**Trecho selecionado**
::::

Entre as sessões, o mestre foi descobrindo coisas que Michelle não sabia que tinha. “Ele mexia muito com meu útero”. Você tem alguma coisa no útero? Não, não tenho nada. Saiu de lá perturbada, fez exames e descobriu um mioma dentro do ovário direito. Voltou para mais uma sessão. Mais exames comprovaram: o mioma tinha sumido. Não existia mais. Não tenho mais nenhum mioma.

Ele explicava que, depois de cada sessão terminada, os mentores continuariam a trabalhar, durante seu sono à noite, quando os corpos se dissociam naturalmente. Assim, Michelle poderia ouvir vozes ou sentir-se mal. “Eu não cheguei a ouvir coisas, não cheguei a sentir nada de diferente, mas eu me senti melhor e o mioma no meu ovário sumiu. São as coisas que eu posso dizer que são realistas, são reais.”

Acreditar salva vidas

Talvez seja necessário voltar uns bons séculos para entender melhor a relação mente-corpo. Foi isso que Marcos fez durante sua palestra no simpósio. E uma das definições que abordou foi de Aristóteles: “A psique e o corpo reagem complementarmente um com o outro no meu entender. Uma mudança no estado da psique produz uma mudança na estrutura do corpo e o inverso”. O filósofo disse a sentença quatro séculos antes de Cristo. Hoje ainda estamos debatendo a mesma questão. O surpreendente foi ouvir de um médico que a medicina não é uma ciência biológica, mas uma ciência humana fundada em bases biológicas.

Ela já tinha percebido

Camila foi algumas vezes nas consultas com o médico alemão, mas logo deixoude frequentar. Meses depois, ela teve uma crise na coluna, a primeira de muitas,  e foi ao médico fazer exames. Acabou tendo que fazer fisioterapia, com o cuidado para não virar uma hérnia. “Eu não sei dizer exatamente da cirurgia espiritual. Na época eu me sentia bem, mas eu também não dei continuidade. Acabei não voltando nela. Só depois descobri que tinha problemas de coluna, com os exames, mas ela já tinha percebido há muito tempo. Sem me submeter a exames, a nada”. Depois de um tempo, Camila se encontrou com a mulher, com uma atitude diferente e com uma voz completamente distinta das lembranças de suas consultas, era mais aguda, mais feminina.

O que eu faço com isso?

“Sempre que eu vejo eu me pergunto se vai voltar, o que devo fazer”. Entre o ano passado e esse, Tadzia viu presenças duas vezes, em situações diferentes. Mas, apesar de todo o histórico, ela não consegue definir sua religião ou mergulhar na descoberta da sua espiritualidade. “É uma coisa da qual eu preciso cuidar. O que eu faço com isso?”. Enquanto há no mundo pessoas com fé inquestionável, mesmo sem nunca viver experiências de contato, a vivência de Tadzia é reversa. “Minha espiritualidade é muito estranha. Não sou ligada a nenhuma religião e tenho muita dificuldade de acreditar em qualquer coisa”.

::::

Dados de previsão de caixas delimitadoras

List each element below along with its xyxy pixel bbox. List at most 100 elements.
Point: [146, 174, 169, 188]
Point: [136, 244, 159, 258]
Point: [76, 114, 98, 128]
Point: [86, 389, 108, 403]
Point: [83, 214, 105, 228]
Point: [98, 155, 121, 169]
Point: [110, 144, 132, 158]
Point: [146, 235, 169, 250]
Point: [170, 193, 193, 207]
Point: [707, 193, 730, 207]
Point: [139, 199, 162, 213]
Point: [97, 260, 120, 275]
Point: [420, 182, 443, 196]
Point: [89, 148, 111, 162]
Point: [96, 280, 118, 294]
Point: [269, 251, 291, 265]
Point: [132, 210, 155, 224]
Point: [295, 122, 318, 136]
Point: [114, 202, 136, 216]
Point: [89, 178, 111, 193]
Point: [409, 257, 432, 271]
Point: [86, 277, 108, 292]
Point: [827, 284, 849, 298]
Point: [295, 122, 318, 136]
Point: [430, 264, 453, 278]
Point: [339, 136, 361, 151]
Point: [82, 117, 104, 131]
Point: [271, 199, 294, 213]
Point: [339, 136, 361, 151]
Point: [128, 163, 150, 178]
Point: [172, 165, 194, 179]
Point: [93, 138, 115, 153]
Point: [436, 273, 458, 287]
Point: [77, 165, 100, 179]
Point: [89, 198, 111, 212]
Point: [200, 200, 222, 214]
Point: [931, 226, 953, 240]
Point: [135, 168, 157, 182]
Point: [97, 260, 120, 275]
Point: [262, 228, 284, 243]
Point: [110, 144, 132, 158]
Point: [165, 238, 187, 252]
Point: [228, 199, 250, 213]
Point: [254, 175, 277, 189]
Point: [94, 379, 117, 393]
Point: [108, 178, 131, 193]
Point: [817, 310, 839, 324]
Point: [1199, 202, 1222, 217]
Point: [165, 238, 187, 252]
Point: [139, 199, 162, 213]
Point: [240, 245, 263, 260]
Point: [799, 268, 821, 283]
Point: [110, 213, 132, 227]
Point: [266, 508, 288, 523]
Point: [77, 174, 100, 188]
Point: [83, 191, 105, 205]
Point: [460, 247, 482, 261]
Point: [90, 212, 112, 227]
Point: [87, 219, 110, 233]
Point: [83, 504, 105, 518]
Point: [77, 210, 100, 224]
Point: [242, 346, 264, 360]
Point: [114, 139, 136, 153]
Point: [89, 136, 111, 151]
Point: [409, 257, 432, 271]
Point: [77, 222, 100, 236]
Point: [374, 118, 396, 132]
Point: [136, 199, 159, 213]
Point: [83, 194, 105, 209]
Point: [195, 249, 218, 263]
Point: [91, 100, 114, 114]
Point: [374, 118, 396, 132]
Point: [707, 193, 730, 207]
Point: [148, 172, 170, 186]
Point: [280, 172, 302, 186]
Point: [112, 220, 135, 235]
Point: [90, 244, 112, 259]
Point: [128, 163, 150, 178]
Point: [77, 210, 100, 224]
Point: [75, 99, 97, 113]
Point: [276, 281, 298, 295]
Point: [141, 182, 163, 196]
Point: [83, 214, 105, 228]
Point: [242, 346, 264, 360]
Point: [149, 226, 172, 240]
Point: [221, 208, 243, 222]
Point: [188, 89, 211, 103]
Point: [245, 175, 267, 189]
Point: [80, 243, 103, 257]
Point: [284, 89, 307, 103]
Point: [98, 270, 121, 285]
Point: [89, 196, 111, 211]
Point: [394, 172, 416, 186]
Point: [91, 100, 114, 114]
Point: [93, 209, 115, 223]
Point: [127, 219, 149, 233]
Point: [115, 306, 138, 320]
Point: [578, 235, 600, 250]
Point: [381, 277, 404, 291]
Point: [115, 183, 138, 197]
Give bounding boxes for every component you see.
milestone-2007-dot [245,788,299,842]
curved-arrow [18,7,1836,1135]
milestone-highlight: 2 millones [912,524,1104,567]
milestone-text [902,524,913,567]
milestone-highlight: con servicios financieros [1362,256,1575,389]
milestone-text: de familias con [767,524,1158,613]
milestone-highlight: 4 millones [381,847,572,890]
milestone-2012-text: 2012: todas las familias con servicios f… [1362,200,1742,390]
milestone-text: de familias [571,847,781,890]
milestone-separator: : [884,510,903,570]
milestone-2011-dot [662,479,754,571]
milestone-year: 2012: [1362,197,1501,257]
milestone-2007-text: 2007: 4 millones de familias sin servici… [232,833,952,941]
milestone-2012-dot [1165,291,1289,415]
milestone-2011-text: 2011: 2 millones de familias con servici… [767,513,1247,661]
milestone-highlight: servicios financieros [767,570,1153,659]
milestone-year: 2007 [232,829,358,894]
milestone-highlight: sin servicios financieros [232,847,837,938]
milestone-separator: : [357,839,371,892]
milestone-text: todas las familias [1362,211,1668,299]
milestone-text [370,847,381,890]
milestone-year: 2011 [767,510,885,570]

::::

**Suas tarefas**
1. Devolva, por favor, uma cópia fiel de uma parte do trecho, começando nas palavras que contêm "Talvez seja necessário" e parando depois de "em bases biológicas.".
2. Liste todos os intertítulos que aparecem no trecho.
3. Diga se cada afirmação concorda com o trecho, respondendo sim ou não e citando as palavras decisivas: (a) Michelle descobriu um mioma no ovário esquerdo; (b) Aristóteles disse a sentença quatro séculos antes de Cristo; (c) Tadzia viu presenças três vezes entre o ano passado e este.

**Conjunto de respostas**
1.
Talvez seja necessário voltar uns bons séculos para entender melhor a relação mente-corpo. Foi isso que Marcos fez durante sua palestra no simpósio. E uma das definições que abordou foi de Aristóteles: “A psique e o corpo reagem complementarmente um com o outro no meu entender. Uma mudança no estado da psique produz uma mudança na estrutura do corpo e o inverso”. O filósofo disse a sentença quatro séculos antes de Cristo. Hoje ainda estamos debatendo a mesma questão. O surpreendente foi ouvir de um médico que a medicina não é uma ciência biológica, mas uma ciência humana fundada em bases biológicas.

2.
Acreditar salva vidas
Ela já tinha percebido
O que eu faço com isso?

3.
(a) Não: "descobriu um mioma dentro do ovário direito"
(b) Sim: "O filósofo disse a sentença quatro séculos antes de Cristo."
(c) Não: "Tadzia viu presenças duas vezes"